### TASK BRIEF
Please reproduce each of the rows below verbatim, in the same order.

### MATERIAL TO PROCESS

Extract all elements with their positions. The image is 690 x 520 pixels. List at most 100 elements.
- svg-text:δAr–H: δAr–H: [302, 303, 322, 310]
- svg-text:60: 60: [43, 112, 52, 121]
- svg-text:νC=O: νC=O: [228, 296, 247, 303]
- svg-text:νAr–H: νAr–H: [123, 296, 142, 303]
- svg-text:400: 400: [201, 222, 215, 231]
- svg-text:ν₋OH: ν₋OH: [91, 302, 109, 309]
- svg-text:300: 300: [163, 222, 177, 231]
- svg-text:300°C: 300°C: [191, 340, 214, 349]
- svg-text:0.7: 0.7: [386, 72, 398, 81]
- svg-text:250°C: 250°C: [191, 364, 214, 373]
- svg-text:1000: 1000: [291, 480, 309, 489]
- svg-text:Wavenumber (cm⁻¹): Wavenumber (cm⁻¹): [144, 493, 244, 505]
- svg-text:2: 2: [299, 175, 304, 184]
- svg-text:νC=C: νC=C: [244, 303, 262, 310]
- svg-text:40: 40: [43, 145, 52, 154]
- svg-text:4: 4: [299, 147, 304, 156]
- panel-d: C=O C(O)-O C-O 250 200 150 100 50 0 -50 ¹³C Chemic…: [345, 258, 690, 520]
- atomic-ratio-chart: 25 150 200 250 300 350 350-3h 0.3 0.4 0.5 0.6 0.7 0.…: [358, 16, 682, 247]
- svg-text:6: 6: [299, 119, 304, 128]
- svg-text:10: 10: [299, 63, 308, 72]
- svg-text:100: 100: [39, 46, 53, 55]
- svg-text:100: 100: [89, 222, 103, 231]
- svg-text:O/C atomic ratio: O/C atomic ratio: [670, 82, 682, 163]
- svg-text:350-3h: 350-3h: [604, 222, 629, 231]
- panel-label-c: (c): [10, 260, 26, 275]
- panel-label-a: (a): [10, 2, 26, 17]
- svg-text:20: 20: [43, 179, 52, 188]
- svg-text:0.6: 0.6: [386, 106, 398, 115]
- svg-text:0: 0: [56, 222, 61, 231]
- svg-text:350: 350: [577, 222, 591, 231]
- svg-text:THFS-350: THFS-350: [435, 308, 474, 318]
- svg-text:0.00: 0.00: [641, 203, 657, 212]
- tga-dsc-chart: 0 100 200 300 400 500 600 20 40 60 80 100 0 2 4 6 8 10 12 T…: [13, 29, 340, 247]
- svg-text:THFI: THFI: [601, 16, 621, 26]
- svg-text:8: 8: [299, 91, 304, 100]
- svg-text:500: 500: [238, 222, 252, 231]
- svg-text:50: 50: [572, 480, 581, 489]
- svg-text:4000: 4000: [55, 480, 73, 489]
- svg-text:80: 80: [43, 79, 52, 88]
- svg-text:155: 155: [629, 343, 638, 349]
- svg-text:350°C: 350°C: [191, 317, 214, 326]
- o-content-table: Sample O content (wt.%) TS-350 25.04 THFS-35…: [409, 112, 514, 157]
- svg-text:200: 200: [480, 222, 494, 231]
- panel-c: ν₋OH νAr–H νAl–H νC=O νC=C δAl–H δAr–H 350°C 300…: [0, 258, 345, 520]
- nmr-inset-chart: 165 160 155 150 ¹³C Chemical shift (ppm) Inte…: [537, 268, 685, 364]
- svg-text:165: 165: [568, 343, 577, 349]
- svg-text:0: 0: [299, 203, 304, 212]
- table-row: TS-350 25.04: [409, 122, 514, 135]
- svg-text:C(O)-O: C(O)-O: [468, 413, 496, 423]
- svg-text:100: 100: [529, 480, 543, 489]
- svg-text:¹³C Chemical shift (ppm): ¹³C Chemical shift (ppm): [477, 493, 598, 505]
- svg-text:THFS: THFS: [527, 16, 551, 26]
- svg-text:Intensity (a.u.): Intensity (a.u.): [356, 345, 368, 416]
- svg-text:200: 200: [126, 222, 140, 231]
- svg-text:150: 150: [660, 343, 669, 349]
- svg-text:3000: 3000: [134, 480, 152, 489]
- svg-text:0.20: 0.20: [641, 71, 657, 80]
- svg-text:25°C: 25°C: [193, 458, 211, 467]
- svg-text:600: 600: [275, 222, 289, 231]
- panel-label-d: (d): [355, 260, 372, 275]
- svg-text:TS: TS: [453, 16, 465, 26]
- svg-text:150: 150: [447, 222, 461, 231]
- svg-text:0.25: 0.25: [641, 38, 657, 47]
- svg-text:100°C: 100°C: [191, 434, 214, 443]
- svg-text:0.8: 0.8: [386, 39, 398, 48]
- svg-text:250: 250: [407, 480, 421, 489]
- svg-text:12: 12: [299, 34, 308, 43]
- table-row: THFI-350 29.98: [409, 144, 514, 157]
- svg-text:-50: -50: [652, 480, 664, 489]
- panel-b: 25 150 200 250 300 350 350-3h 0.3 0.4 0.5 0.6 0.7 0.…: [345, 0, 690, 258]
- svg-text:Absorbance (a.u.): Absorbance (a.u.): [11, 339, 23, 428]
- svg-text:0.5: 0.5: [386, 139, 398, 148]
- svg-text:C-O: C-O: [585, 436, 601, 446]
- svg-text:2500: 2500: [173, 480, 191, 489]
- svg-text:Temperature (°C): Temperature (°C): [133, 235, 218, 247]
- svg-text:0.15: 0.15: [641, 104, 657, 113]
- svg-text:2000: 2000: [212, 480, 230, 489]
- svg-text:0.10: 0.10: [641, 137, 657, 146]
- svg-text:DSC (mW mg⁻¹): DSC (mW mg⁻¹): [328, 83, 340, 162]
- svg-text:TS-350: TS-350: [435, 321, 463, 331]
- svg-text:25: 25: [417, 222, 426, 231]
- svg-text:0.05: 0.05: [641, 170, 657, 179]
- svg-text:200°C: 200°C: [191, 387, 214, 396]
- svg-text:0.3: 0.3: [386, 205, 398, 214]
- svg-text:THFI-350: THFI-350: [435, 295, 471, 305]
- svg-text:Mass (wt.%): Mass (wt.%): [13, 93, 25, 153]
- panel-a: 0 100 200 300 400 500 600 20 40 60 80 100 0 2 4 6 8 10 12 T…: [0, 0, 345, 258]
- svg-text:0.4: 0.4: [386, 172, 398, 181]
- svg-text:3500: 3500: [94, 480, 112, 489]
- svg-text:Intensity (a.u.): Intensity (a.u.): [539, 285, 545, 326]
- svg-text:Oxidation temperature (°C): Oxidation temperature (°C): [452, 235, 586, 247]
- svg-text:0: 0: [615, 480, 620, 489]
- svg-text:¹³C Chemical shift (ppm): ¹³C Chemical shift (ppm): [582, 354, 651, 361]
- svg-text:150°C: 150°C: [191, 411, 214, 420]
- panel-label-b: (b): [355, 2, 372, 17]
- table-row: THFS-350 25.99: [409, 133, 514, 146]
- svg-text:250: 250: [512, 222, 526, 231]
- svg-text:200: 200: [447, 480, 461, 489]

### ANSWER IN FULL
Extract all elements with their positions. The image is 690 x 520 pixels. List at most 100 elements.
- svg-text:δAr–H: δAr–H: [302, 303, 322, 310]
- svg-text:60: 60: [43, 112, 52, 121]
- svg-text:νC=O: νC=O: [228, 296, 247, 303]
- svg-text:νAr–H: νAr–H: [123, 296, 142, 303]
- svg-text:400: 400: [201, 222, 215, 231]
- svg-text:ν₋OH: ν₋OH: [91, 302, 109, 309]
- svg-text:300: 300: [163, 222, 177, 231]
- svg-text:300°C: 300°C: [191, 340, 214, 349]
- svg-text:0.7: 0.7: [386, 72, 398, 81]
- svg-text:250°C: 250°C: [191, 364, 214, 373]
- svg-text:1000: 1000: [291, 480, 309, 489]
- svg-text:Wavenumber (cm⁻¹): Wavenumber (cm⁻¹): [144, 493, 244, 505]
- svg-text:2: 2: [299, 175, 304, 184]
- svg-text:νC=C: νC=C: [244, 303, 262, 310]
- svg-text:40: 40: [43, 145, 52, 154]
- svg-text:4: 4: [299, 147, 304, 156]
- panel-d: C=O C(O)-O C-O 250 200 150 100 50 0 -50 ¹³C Chemic…: [345, 258, 690, 520]
- atomic-ratio-chart: 25 150 200 250 300 350 350-3h 0.3 0.4 0.5 0.6 0.7 0.…: [358, 16, 682, 247]
- svg-text:6: 6: [299, 119, 304, 128]
- svg-text:10: 10: [299, 63, 308, 72]
- svg-text:100: 100: [39, 46, 53, 55]
- svg-text:100: 100: [89, 222, 103, 231]
- svg-text:O/C atomic ratio: O/C atomic ratio: [670, 82, 682, 163]
- svg-text:350-3h: 350-3h: [604, 222, 629, 231]
- panel-label-c: (c): [10, 260, 26, 275]
- panel-label-a: (a): [10, 2, 26, 17]
- svg-text:20: 20: [43, 179, 52, 188]
- svg-text:0.6: 0.6: [386, 106, 398, 115]
- svg-text:0: 0: [56, 222, 61, 231]
- svg-text:350: 350: [577, 222, 591, 231]
- svg-text:THFS-350: THFS-350: [435, 308, 474, 318]
- svg-text:0.00: 0.00: [641, 203, 657, 212]
- tga-dsc-chart: 0 100 200 300 400 500 600 20 40 60 80 100 0 2 4 6 8 10 12 T…: [13, 29, 340, 247]
- svg-text:THFI: THFI: [601, 16, 621, 26]
- svg-text:8: 8: [299, 91, 304, 100]
- svg-text:500: 500: [238, 222, 252, 231]
- svg-text:50: 50: [572, 480, 581, 489]
- svg-text:4000: 4000: [55, 480, 73, 489]
- svg-text:80: 80: [43, 79, 52, 88]
- svg-text:155: 155: [629, 343, 638, 349]
- svg-text:350°C: 350°C: [191, 317, 214, 326]
- o-content-table: Sample O content (wt.%) TS-350 25.04 THFS-35…: [409, 112, 514, 157]
- svg-text:200: 200: [480, 222, 494, 231]
- panel-c: ν₋OH νAr–H νAl–H νC=O νC=C δAl–H δAr–H 350°C 300…: [0, 258, 345, 520]
- nmr-inset-chart: 165 160 155 150 ¹³C Chemical shift (ppm) Inte…: [537, 268, 685, 364]
- svg-text:165: 165: [568, 343, 577, 349]
- svg-text:0: 0: [299, 203, 304, 212]
- table-row: TS-350 25.04: [409, 122, 514, 135]
- svg-text:C(O)-O: C(O)-O: [468, 413, 496, 423]
- svg-text:100: 100: [529, 480, 543, 489]
- svg-text:¹³C Chemical shift (ppm): ¹³C Chemical shift (ppm): [477, 493, 598, 505]
- svg-text:THFS: THFS: [527, 16, 551, 26]
- svg-text:Intensity (a.u.): Intensity (a.u.): [356, 345, 368, 416]
- svg-text:200: 200: [126, 222, 140, 231]
- svg-text:150: 150: [660, 343, 669, 349]
- svg-text:3000: 3000: [134, 480, 152, 489]
- svg-text:0.20: 0.20: [641, 71, 657, 80]
- svg-text:25°C: 25°C: [193, 458, 211, 467]
- svg-text:600: 600: [275, 222, 289, 231]
- panel-label-d: (d): [355, 260, 372, 275]
- svg-text:TS: TS: [453, 16, 465, 26]
- svg-text:150: 150: [447, 222, 461, 231]
- svg-text:0.25: 0.25: [641, 38, 657, 47]
- svg-text:100°C: 100°C: [191, 434, 214, 443]
- svg-text:0.8: 0.8: [386, 39, 398, 48]
- svg-text:250: 250: [407, 480, 421, 489]
- svg-text:12: 12: [299, 34, 308, 43]
- table-row: THFI-350 29.98: [409, 144, 514, 157]
- svg-text:-50: -50: [652, 480, 664, 489]
- panel-b: 25 150 200 250 300 350 350-3h 0.3 0.4 0.5 0.6 0.7 0.…: [345, 0, 690, 258]
- svg-text:Absorbance (a.u.): Absorbance (a.u.): [11, 339, 23, 428]
- svg-text:0.5: 0.5: [386, 139, 398, 148]
- svg-text:C-O: C-O: [585, 436, 601, 446]
- svg-text:2500: 2500: [173, 480, 191, 489]
- svg-text:Temperature (°C): Temperature (°C): [133, 235, 218, 247]
- svg-text:0.15: 0.15: [641, 104, 657, 113]
- svg-text:2000: 2000: [212, 480, 230, 489]
- svg-text:0.10: 0.10: [641, 137, 657, 146]
- svg-text:DSC (mW mg⁻¹): DSC (mW mg⁻¹): [328, 83, 340, 162]
- svg-text:TS-350: TS-350: [435, 321, 463, 331]
- svg-text:25: 25: [417, 222, 426, 231]
- svg-text:0.05: 0.05: [641, 170, 657, 179]
- svg-text:200°C: 200°C: [191, 387, 214, 396]
- svg-text:0.3: 0.3: [386, 205, 398, 214]
- svg-text:THFI-350: THFI-350: [435, 295, 471, 305]
- svg-text:Mass (wt.%): Mass (wt.%): [13, 93, 25, 153]
- panel-a: 0 100 200 300 400 500 600 20 40 60 80 100 0 2 4 6 8 10 12 T…: [0, 0, 345, 258]
- svg-text:0.4: 0.4: [386, 172, 398, 181]
- svg-text:3500: 3500: [94, 480, 112, 489]
- svg-text:Intensity (a.u.): Intensity (a.u.): [539, 285, 545, 326]
- svg-text:Oxidation temperature (°C): Oxidation temperature (°C): [452, 235, 586, 247]
- svg-text:0: 0: [615, 480, 620, 489]
- svg-text:¹³C Chemical shift (ppm): ¹³C Chemical shift (ppm): [582, 354, 651, 361]
- svg-text:150°C: 150°C: [191, 411, 214, 420]
- panel-label-b: (b): [355, 2, 372, 17]
- table-row: THFS-350 25.99: [409, 133, 514, 146]
- svg-text:250: 250: [512, 222, 526, 231]
- svg-text:200: 200: [447, 480, 461, 489]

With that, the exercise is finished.